>> START ENTRIES PROVIDED

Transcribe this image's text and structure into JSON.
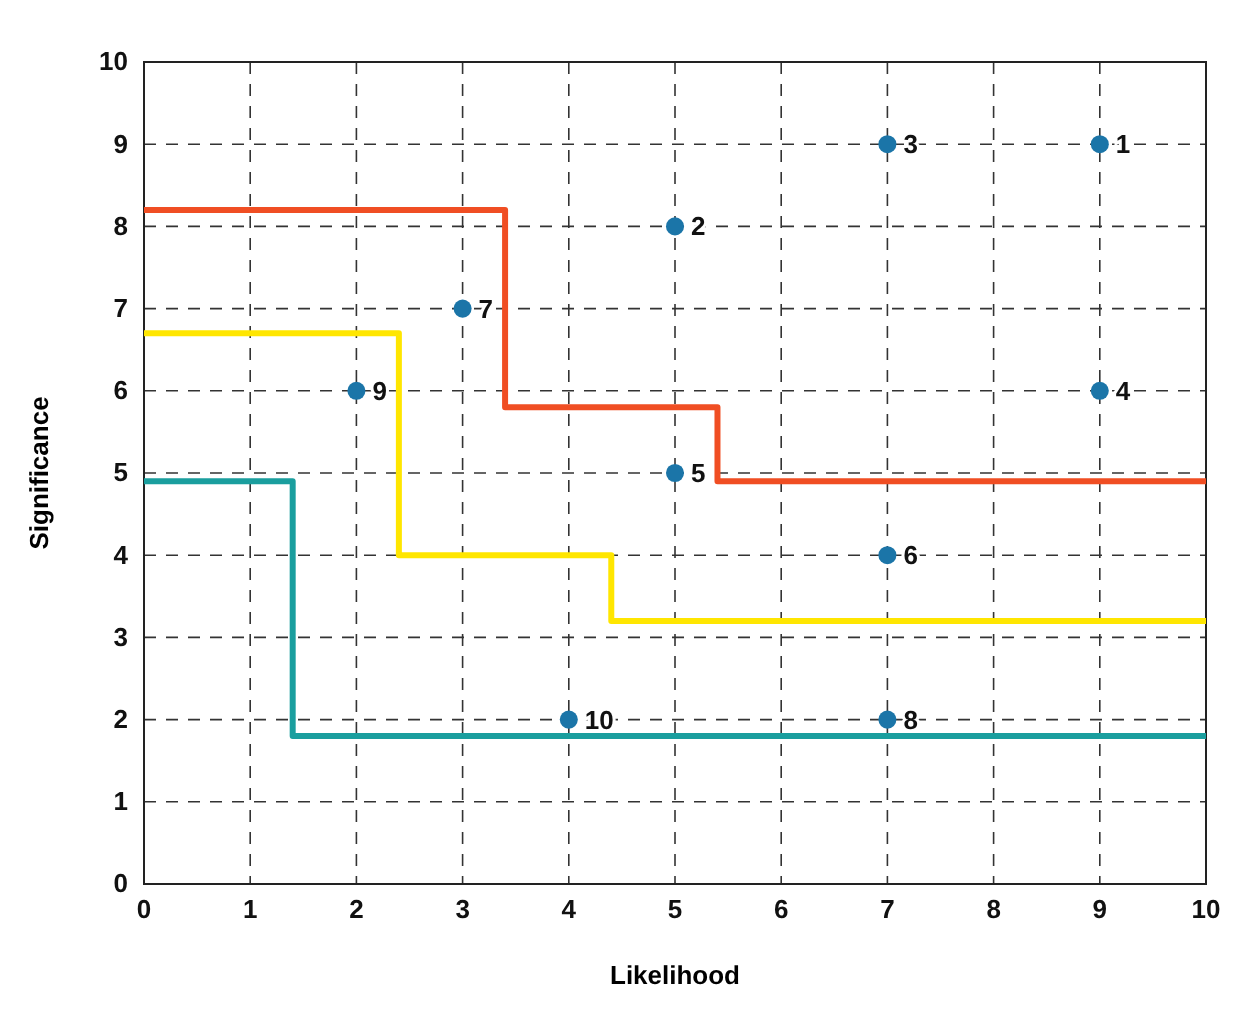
{
  "chart_data": {
    "type": "scatter",
    "xlabel": "Likelihood",
    "ylabel": "Significance",
    "xlim": [
      0,
      10
    ],
    "ylim": [
      0,
      10
    ],
    "xticks": [
      0,
      1,
      2,
      3,
      4,
      5,
      6,
      7,
      8,
      9,
      10
    ],
    "yticks": [
      0,
      1,
      2,
      3,
      4,
      5,
      6,
      7,
      8,
      9,
      10
    ],
    "grid": true,
    "series": [
      {
        "type": "step",
        "color": "#f04e23",
        "x": [
          0,
          3.4,
          5.4,
          10
        ],
        "values": [
          8.2,
          5.8,
          4.9,
          4.9
        ]
      },
      {
        "type": "step",
        "color": "#ffe600",
        "x": [
          0,
          2.4,
          4.4,
          10
        ],
        "values": [
          6.7,
          4.0,
          3.2,
          3.2
        ]
      },
      {
        "type": "step",
        "color": "#1a9e9e",
        "x": [
          0,
          1.4,
          10
        ],
        "values": [
          4.9,
          1.8,
          1.8
        ]
      },
      {
        "color": "#1b75a8",
        "marker": "circle",
        "x": [
          9,
          5,
          7,
          9,
          5,
          7,
          3,
          7,
          2,
          4
        ],
        "values": [
          9,
          8,
          9,
          6,
          5,
          4,
          7,
          2,
          6,
          2
        ]
      }
    ],
    "annotations": [
      {
        "text": "1",
        "x": 9,
        "y": 9
      },
      {
        "text": "2",
        "x": 5,
        "y": 8
      },
      {
        "text": "3",
        "x": 7,
        "y": 9
      },
      {
        "text": "4",
        "x": 9,
        "y": 6
      },
      {
        "text": "5",
        "x": 5,
        "y": 5
      },
      {
        "text": "6",
        "x": 7,
        "y": 4
      },
      {
        "text": "7",
        "x": 3,
        "y": 7
      },
      {
        "text": "8",
        "x": 7,
        "y": 2
      },
      {
        "text": "9",
        "x": 2,
        "y": 6
      },
      {
        "text": "10",
        "x": 4,
        "y": 2
      }
    ]
  }
}
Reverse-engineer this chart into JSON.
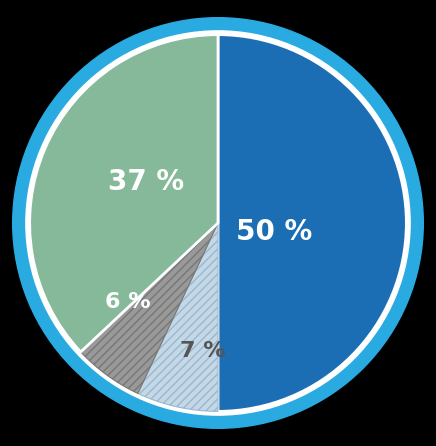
{
  "slices": [
    50,
    7,
    6,
    37
  ],
  "labels": [
    "50 %",
    "7 %",
    "6 %",
    "37 %"
  ],
  "colors": [
    "#1c6eb4",
    "#c5d8e8",
    "#999999",
    "#85b99a"
  ],
  "hatch": [
    "",
    "////",
    "////",
    ""
  ],
  "hatch_colors": [
    "none",
    "#9ab8cc",
    "#777777",
    "none"
  ],
  "start_angle": 90,
  "border_color": "#29abe2",
  "wedge_edge_color": "white",
  "wedge_edge_width": 2.0,
  "label_fontsize": 18,
  "label_color_50": "white",
  "label_color_37": "white",
  "label_color_6": "white",
  "label_color_7": "#555555",
  "figsize": [
    4.36,
    4.46
  ],
  "dpi": 100,
  "background_color": "#000000"
}
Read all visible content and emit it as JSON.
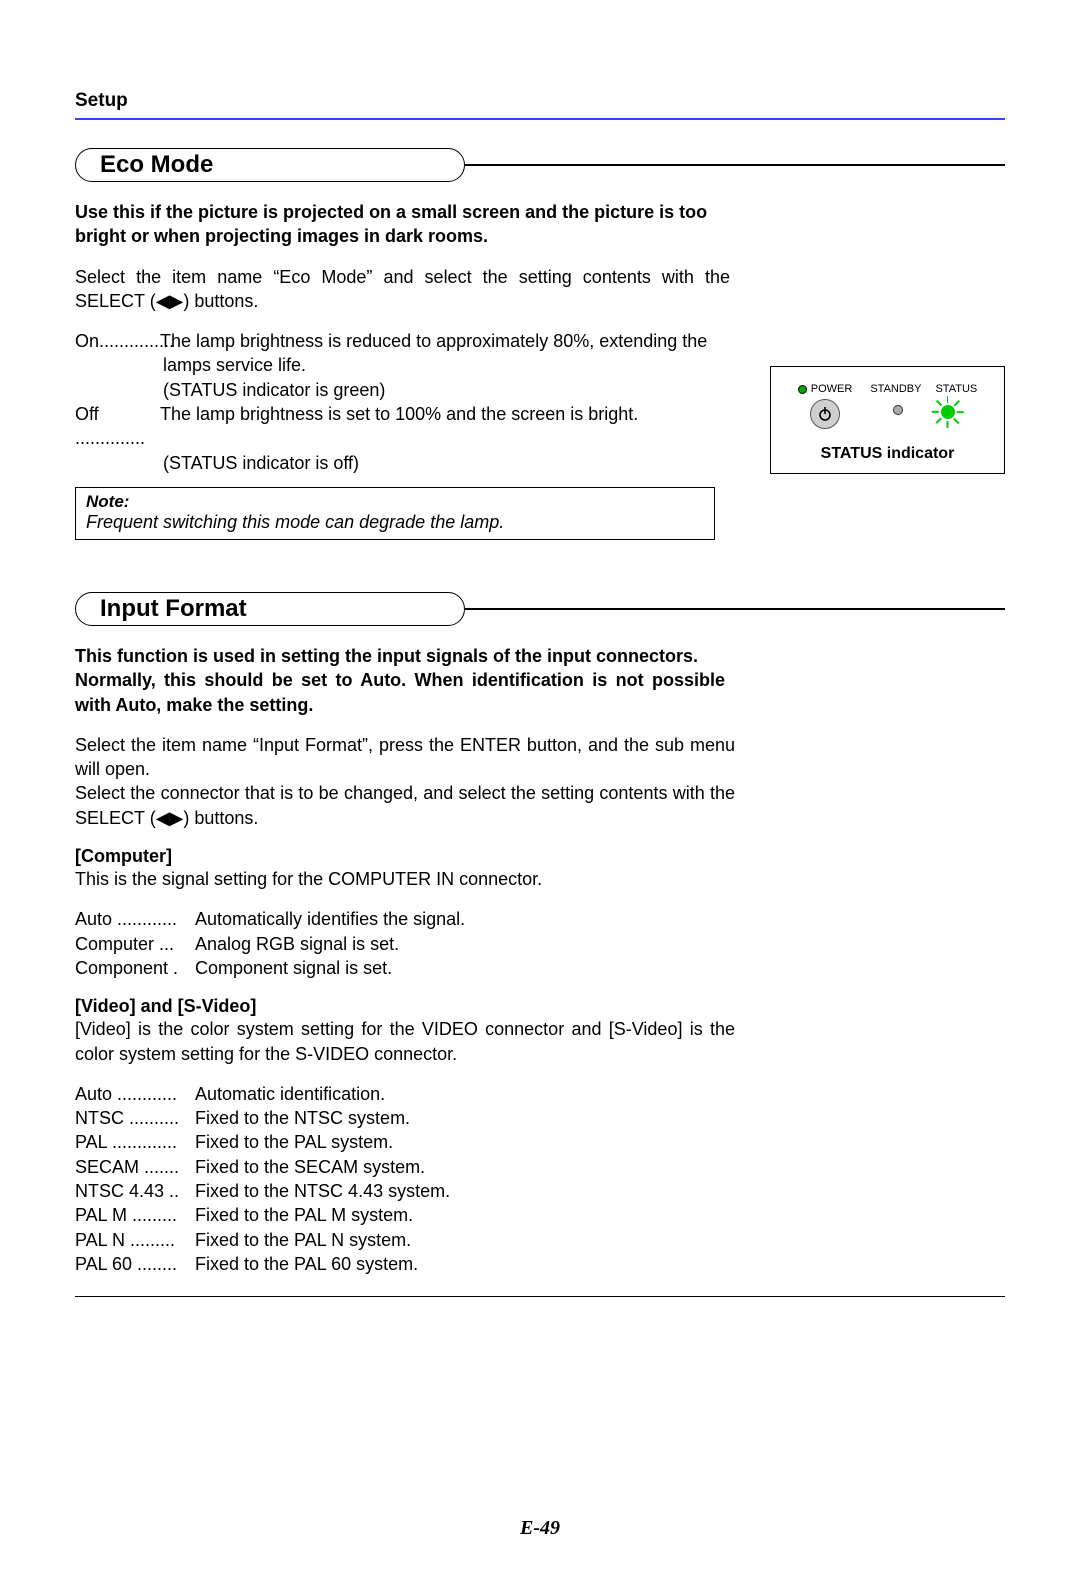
{
  "page": {
    "header": "Setup",
    "number": "E-49",
    "rule_color": "#2a47ff"
  },
  "eco": {
    "heading": "Eco Mode",
    "intro_bold": "Use this if the picture is projected on a small screen and the picture is too bright or when projecting images in dark rooms.",
    "select_line": "Select the item name “Eco Mode” and select the setting contents with the SELECT (◀▶) buttons.",
    "on_term": "On",
    "on_dots": "...............",
    "on_def": "The lamp brightness is reduced to approximately 80%, extending the",
    "on_cont1": "lamps service life.",
    "on_cont2": "(STATUS indicator is green)",
    "off_term": "Off",
    "off_dots": "..............",
    "off_def": "The lamp brightness is set to 100% and the screen is bright.",
    "off_cont1": "(STATUS indicator is off)",
    "note_label": "Note:",
    "note_body": "Frequent switching this mode can degrade the lamp."
  },
  "indicator": {
    "power_label": "POWER",
    "standby_label": "STANDBY",
    "status_label": "STATUS",
    "caption": "STATUS indicator"
  },
  "input": {
    "heading": "Input Format",
    "intro_bold": "This function is used in setting the input signals of the input connectors.\nNormally, this should be set to Auto. When identification is not possible with Auto, make the setting.",
    "p1": "Select the item name “Input Format”, press the ENTER button, and the sub menu will open.",
    "p2": "Select the connector that is to be changed, and select the setting contents with the SELECT (◀▶) buttons.",
    "computer_head": "[Computer]",
    "computer_p": "This is the signal setting for the COMPUTER IN connector.",
    "computer_opts": [
      {
        "t": "Auto ............",
        "d": "Automatically identifies the signal."
      },
      {
        "t": "Computer ...",
        "d": "Analog RGB signal is set."
      },
      {
        "t": "Component .",
        "d": "Component signal is set."
      }
    ],
    "video_head": "[Video] and [S-Video]",
    "video_p": "[Video] is the color system setting for the VIDEO connector and [S-Video] is the color system setting for the S-VIDEO connector.",
    "video_opts": [
      {
        "t": "Auto ............",
        "d": "Automatic identification."
      },
      {
        "t": "NTSC ..........",
        "d": "Fixed to the NTSC system."
      },
      {
        "t": "PAL .............",
        "d": "Fixed to the PAL system."
      },
      {
        "t": "SECAM .......",
        "d": "Fixed to the SECAM system."
      },
      {
        "t": "NTSC 4.43 ..",
        "d": "Fixed to the NTSC 4.43 system."
      },
      {
        "t": "PAL M .........",
        "d": "Fixed to the PAL M system."
      },
      {
        "t": "PAL N .........",
        "d": "Fixed to the PAL N system."
      },
      {
        "t": "PAL 60 ........",
        "d": "Fixed to the PAL 60 system."
      }
    ]
  }
}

>> END ENTRIES PROVIDED

Go through the material line by line. Show each line that contains the string "name".

    "select_line": "Select the item name “Eco Mode” and select the setting contents with the SELECT (◀▶) buttons.",
    "p1": "Select the item name “Input Format”, press the ENTER button, and the sub menu will open.",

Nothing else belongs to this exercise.